#### [Material]

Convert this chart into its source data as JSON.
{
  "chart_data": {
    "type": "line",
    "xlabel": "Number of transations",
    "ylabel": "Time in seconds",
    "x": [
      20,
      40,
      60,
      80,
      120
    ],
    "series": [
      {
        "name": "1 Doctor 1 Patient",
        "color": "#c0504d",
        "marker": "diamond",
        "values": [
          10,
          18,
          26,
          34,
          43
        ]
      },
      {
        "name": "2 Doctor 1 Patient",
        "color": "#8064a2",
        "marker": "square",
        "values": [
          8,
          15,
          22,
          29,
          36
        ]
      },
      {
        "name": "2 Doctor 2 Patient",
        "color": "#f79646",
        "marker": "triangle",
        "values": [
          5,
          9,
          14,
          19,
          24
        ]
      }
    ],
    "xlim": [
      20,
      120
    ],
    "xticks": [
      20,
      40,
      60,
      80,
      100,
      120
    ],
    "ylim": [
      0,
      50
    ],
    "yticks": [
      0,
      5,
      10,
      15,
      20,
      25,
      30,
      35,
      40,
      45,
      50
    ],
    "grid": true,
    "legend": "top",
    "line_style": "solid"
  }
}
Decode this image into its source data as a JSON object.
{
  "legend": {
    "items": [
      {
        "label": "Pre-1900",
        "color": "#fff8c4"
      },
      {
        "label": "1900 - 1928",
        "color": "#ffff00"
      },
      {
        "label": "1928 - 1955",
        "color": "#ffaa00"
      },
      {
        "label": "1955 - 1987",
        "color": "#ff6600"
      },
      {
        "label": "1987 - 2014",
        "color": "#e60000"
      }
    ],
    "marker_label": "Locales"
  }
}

==

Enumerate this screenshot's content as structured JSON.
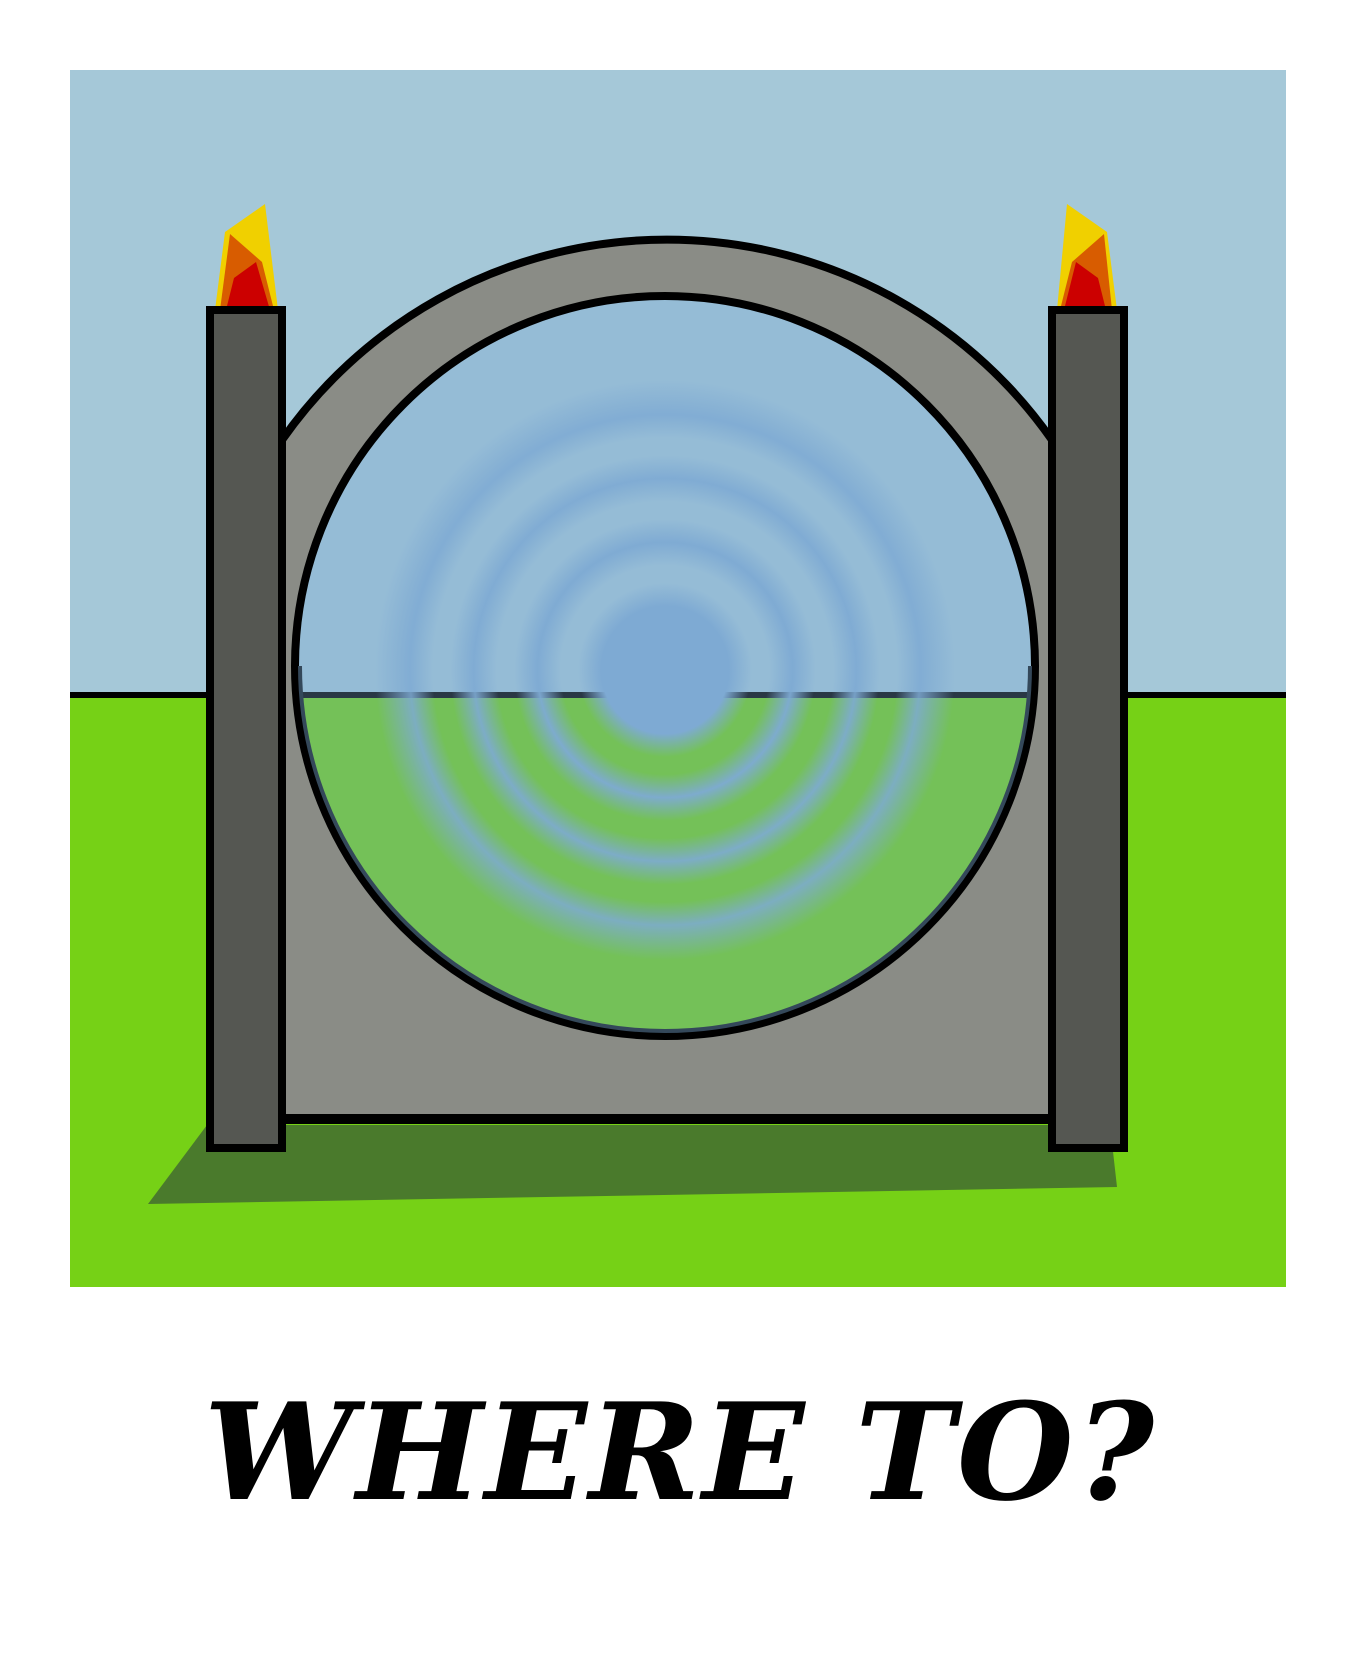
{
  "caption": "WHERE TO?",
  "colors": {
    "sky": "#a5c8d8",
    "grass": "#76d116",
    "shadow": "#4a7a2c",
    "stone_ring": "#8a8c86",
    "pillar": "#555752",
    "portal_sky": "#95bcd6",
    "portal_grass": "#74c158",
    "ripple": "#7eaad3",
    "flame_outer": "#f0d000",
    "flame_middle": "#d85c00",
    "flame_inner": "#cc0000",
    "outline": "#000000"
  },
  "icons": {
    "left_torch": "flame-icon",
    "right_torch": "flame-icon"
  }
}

* * *

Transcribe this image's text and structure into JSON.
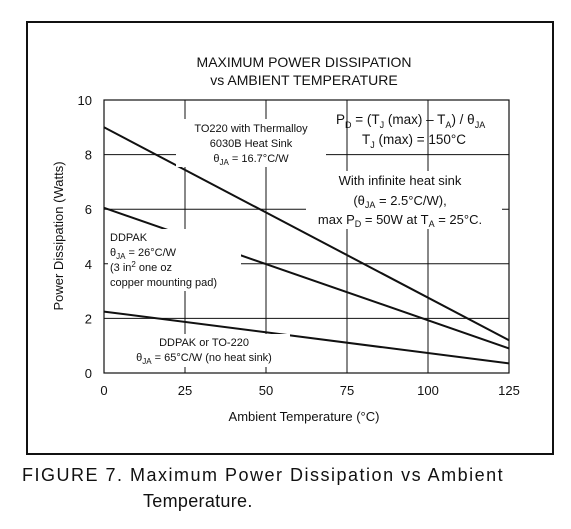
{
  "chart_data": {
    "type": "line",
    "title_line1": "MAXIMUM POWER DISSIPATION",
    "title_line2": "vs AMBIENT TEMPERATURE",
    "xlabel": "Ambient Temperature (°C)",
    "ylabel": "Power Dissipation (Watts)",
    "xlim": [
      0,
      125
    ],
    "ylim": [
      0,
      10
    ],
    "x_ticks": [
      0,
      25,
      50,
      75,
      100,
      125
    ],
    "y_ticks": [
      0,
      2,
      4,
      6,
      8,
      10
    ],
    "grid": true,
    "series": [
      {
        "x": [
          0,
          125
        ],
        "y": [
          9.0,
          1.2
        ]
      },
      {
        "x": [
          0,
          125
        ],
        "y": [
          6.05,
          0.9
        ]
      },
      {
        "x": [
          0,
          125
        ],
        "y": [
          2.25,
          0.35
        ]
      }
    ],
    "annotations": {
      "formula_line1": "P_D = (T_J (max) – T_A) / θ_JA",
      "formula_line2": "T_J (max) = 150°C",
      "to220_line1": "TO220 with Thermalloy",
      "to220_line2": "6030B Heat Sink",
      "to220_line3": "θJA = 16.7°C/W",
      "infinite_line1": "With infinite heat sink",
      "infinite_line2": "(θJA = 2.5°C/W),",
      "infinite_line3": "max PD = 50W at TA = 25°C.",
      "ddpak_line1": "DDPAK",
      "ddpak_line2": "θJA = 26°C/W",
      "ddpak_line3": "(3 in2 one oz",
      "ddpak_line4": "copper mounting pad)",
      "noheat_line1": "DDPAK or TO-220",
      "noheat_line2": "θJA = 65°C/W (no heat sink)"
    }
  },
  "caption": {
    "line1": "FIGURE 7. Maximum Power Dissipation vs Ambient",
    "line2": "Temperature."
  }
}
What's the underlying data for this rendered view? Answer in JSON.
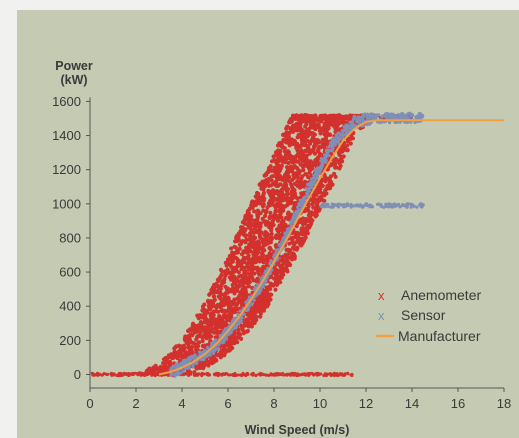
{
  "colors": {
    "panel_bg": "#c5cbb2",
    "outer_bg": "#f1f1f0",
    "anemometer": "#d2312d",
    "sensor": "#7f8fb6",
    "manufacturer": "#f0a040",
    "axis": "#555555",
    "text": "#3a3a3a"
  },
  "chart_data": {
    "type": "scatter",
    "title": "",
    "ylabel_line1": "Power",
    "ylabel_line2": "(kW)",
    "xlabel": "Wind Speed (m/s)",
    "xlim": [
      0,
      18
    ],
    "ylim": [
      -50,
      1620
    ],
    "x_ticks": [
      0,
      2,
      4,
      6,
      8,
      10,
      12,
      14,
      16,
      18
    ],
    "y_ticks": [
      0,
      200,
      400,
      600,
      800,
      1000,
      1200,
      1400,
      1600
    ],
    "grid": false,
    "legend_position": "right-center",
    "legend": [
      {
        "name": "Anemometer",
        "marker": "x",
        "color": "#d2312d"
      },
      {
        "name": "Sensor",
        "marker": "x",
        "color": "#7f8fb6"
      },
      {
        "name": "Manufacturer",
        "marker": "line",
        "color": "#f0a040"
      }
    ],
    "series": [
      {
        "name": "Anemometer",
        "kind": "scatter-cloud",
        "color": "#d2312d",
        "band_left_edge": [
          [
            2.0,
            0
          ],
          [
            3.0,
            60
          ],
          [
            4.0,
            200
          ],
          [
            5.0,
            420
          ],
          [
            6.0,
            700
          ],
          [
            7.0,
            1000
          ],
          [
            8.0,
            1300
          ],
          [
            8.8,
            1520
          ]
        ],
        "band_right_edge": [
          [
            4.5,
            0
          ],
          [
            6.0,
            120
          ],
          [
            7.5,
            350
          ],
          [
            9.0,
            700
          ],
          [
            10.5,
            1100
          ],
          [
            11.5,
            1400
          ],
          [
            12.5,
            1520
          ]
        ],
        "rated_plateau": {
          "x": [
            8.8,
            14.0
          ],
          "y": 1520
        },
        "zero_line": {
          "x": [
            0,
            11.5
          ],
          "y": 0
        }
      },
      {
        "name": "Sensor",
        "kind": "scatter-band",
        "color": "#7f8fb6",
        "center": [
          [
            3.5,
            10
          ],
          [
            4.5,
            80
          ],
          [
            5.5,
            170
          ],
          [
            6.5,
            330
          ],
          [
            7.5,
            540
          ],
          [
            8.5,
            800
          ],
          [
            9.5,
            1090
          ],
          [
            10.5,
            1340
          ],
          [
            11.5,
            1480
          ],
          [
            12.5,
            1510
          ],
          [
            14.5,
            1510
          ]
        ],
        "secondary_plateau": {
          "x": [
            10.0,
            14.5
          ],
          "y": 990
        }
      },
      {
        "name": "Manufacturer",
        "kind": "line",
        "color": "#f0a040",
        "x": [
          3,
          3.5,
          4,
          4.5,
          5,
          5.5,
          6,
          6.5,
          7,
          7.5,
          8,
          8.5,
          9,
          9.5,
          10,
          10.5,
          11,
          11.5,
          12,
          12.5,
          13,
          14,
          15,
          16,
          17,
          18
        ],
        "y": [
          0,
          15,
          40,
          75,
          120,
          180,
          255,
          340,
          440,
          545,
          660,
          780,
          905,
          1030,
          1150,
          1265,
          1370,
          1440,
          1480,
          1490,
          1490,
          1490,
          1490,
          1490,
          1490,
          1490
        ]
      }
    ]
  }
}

#### [What is being asked]
Only the number is required: the count of lines containing the word "Patient".

#### [Response below]
3